◆ THE PROBLEM ◆
Write the material out again, line by line, exactly as it is.

## start EXERCISE INPUT

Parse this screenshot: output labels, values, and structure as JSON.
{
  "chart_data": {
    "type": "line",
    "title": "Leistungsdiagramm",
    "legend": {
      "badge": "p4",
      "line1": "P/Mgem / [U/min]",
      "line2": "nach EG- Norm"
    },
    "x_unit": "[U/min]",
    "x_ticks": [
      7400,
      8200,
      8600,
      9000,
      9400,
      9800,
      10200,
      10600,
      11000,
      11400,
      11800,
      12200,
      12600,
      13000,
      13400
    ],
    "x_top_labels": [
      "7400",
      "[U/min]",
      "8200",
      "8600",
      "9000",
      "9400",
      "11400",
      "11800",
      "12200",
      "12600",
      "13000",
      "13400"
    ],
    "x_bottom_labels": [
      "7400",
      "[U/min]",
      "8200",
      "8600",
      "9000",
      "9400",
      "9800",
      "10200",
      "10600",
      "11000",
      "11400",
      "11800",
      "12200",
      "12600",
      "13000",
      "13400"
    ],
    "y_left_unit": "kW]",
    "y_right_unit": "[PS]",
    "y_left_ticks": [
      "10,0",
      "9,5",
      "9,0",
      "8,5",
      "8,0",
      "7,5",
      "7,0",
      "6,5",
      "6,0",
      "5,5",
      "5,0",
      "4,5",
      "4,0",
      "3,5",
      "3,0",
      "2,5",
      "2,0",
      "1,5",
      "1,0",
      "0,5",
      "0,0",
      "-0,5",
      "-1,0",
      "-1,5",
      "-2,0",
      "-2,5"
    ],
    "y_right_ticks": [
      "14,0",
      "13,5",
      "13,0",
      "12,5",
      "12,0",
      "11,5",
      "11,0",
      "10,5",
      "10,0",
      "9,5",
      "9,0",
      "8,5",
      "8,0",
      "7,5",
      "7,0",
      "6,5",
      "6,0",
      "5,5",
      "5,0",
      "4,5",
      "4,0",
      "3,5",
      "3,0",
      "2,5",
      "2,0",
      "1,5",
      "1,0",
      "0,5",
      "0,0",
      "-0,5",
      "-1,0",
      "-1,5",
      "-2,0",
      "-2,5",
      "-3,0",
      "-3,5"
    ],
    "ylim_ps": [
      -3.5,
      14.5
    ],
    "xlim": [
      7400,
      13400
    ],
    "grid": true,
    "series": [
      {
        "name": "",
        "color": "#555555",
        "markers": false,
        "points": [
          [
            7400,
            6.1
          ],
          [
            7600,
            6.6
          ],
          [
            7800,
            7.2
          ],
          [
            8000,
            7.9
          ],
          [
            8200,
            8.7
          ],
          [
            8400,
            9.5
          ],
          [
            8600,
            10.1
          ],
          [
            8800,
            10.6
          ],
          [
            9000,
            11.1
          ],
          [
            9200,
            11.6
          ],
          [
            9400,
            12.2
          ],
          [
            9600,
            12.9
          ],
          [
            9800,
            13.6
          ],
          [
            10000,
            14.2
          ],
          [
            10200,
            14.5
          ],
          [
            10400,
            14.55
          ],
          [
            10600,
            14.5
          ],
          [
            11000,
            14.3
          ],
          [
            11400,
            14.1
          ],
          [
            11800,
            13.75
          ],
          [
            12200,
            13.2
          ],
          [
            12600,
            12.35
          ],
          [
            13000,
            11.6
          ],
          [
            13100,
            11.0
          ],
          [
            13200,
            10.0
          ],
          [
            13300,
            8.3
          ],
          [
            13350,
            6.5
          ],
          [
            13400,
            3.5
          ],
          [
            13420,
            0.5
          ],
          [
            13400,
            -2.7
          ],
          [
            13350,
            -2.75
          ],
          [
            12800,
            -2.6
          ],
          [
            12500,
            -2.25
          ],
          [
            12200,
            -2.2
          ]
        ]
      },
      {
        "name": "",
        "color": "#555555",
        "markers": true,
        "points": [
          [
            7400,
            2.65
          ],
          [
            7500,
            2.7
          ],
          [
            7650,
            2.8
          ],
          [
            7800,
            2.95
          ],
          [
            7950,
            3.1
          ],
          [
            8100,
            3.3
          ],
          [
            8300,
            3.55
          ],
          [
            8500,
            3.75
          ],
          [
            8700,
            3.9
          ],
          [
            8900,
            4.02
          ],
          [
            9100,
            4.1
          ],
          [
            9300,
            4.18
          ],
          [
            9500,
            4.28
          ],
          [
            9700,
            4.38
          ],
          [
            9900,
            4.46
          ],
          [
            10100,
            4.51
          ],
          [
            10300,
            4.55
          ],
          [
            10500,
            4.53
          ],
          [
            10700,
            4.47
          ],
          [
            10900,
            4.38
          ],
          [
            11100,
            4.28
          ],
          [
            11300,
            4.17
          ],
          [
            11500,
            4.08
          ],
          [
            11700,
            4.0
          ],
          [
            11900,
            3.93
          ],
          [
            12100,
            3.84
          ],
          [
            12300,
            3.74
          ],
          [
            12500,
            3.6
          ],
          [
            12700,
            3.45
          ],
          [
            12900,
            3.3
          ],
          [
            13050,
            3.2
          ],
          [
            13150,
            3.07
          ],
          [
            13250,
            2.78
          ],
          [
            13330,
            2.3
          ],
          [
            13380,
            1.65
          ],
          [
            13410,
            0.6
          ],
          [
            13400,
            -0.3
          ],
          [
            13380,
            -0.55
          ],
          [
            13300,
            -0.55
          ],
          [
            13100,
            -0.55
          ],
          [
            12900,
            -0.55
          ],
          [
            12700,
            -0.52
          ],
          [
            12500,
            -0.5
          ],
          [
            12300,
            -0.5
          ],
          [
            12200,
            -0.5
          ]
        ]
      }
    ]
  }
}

## end EXERCISE INPUT

◆ RESPONSE ◆
Parse this screenshot: output labels, values, and structure as JSON.
{
  "chart_data": {
    "type": "line",
    "title": "Leistungsdiagramm",
    "legend": {
      "badge": "p4",
      "line1": "P/Mgem / [U/min]",
      "line2": "nach EG- Norm"
    },
    "x_unit": "[U/min]",
    "x_ticks": [
      7400,
      8200,
      8600,
      9000,
      9400,
      9800,
      10200,
      10600,
      11000,
      11400,
      11800,
      12200,
      12600,
      13000,
      13400
    ],
    "x_top_labels": [
      "7400",
      "[U/min]",
      "8200",
      "8600",
      "9000",
      "9400",
      "11400",
      "11800",
      "12200",
      "12600",
      "13000",
      "13400"
    ],
    "x_bottom_labels": [
      "7400",
      "[U/min]",
      "8200",
      "8600",
      "9000",
      "9400",
      "9800",
      "10200",
      "10600",
      "11000",
      "11400",
      "11800",
      "12200",
      "12600",
      "13000",
      "13400"
    ],
    "y_left_unit": "kW]",
    "y_right_unit": "[PS]",
    "y_left_ticks": [
      "10,0",
      "9,5",
      "9,0",
      "8,5",
      "8,0",
      "7,5",
      "7,0",
      "6,5",
      "6,0",
      "5,5",
      "5,0",
      "4,5",
      "4,0",
      "3,5",
      "3,0",
      "2,5",
      "2,0",
      "1,5",
      "1,0",
      "0,5",
      "0,0",
      "-0,5",
      "-1,0",
      "-1,5",
      "-2,0",
      "-2,5"
    ],
    "y_right_ticks": [
      "14,0",
      "13,5",
      "13,0",
      "12,5",
      "12,0",
      "11,5",
      "11,0",
      "10,5",
      "10,0",
      "9,5",
      "9,0",
      "8,5",
      "8,0",
      "7,5",
      "7,0",
      "6,5",
      "6,0",
      "5,5",
      "5,0",
      "4,5",
      "4,0",
      "3,5",
      "3,0",
      "2,5",
      "2,0",
      "1,5",
      "1,0",
      "0,5",
      "0,0",
      "-0,5",
      "-1,0",
      "-1,5",
      "-2,0",
      "-2,5",
      "-3,0",
      "-3,5"
    ],
    "ylim_ps": [
      -3.5,
      14.5
    ],
    "xlim": [
      7400,
      13400
    ],
    "grid": true,
    "series": [
      {
        "name": "",
        "color": "#555555",
        "markers": false,
        "points": [
          [
            7400,
            6.1
          ],
          [
            7600,
            6.6
          ],
          [
            7800,
            7.2
          ],
          [
            8000,
            7.9
          ],
          [
            8200,
            8.7
          ],
          [
            8400,
            9.5
          ],
          [
            8600,
            10.1
          ],
          [
            8800,
            10.6
          ],
          [
            9000,
            11.1
          ],
          [
            9200,
            11.6
          ],
          [
            9400,
            12.2
          ],
          [
            9600,
            12.9
          ],
          [
            9800,
            13.6
          ],
          [
            10000,
            14.2
          ],
          [
            10200,
            14.5
          ],
          [
            10400,
            14.55
          ],
          [
            10600,
            14.5
          ],
          [
            11000,
            14.3
          ],
          [
            11400,
            14.1
          ],
          [
            11800,
            13.75
          ],
          [
            12200,
            13.2
          ],
          [
            12600,
            12.35
          ],
          [
            13000,
            11.6
          ],
          [
            13100,
            11.0
          ],
          [
            13200,
            10.0
          ],
          [
            13300,
            8.3
          ],
          [
            13350,
            6.5
          ],
          [
            13400,
            3.5
          ],
          [
            13420,
            0.5
          ],
          [
            13400,
            -2.7
          ],
          [
            13350,
            -2.75
          ],
          [
            12800,
            -2.6
          ],
          [
            12500,
            -2.25
          ],
          [
            12200,
            -2.2
          ]
        ]
      },
      {
        "name": "",
        "color": "#555555",
        "markers": true,
        "points": [
          [
            7400,
            2.65
          ],
          [
            7500,
            2.7
          ],
          [
            7650,
            2.8
          ],
          [
            7800,
            2.95
          ],
          [
            7950,
            3.1
          ],
          [
            8100,
            3.3
          ],
          [
            8300,
            3.55
          ],
          [
            8500,
            3.75
          ],
          [
            8700,
            3.9
          ],
          [
            8900,
            4.02
          ],
          [
            9100,
            4.1
          ],
          [
            9300,
            4.18
          ],
          [
            9500,
            4.28
          ],
          [
            9700,
            4.38
          ],
          [
            9900,
            4.46
          ],
          [
            10100,
            4.51
          ],
          [
            10300,
            4.55
          ],
          [
            10500,
            4.53
          ],
          [
            10700,
            4.47
          ],
          [
            10900,
            4.38
          ],
          [
            11100,
            4.28
          ],
          [
            11300,
            4.17
          ],
          [
            11500,
            4.08
          ],
          [
            11700,
            4.0
          ],
          [
            11900,
            3.93
          ],
          [
            12100,
            3.84
          ],
          [
            12300,
            3.74
          ],
          [
            12500,
            3.6
          ],
          [
            12700,
            3.45
          ],
          [
            12900,
            3.3
          ],
          [
            13050,
            3.2
          ],
          [
            13150,
            3.07
          ],
          [
            13250,
            2.78
          ],
          [
            13330,
            2.3
          ],
          [
            13380,
            1.65
          ],
          [
            13410,
            0.6
          ],
          [
            13400,
            -0.3
          ],
          [
            13380,
            -0.55
          ],
          [
            13300,
            -0.55
          ],
          [
            13100,
            -0.55
          ],
          [
            12900,
            -0.55
          ],
          [
            12700,
            -0.52
          ],
          [
            12500,
            -0.5
          ],
          [
            12300,
            -0.5
          ],
          [
            12200,
            -0.5
          ]
        ]
      }
    ]
  }
}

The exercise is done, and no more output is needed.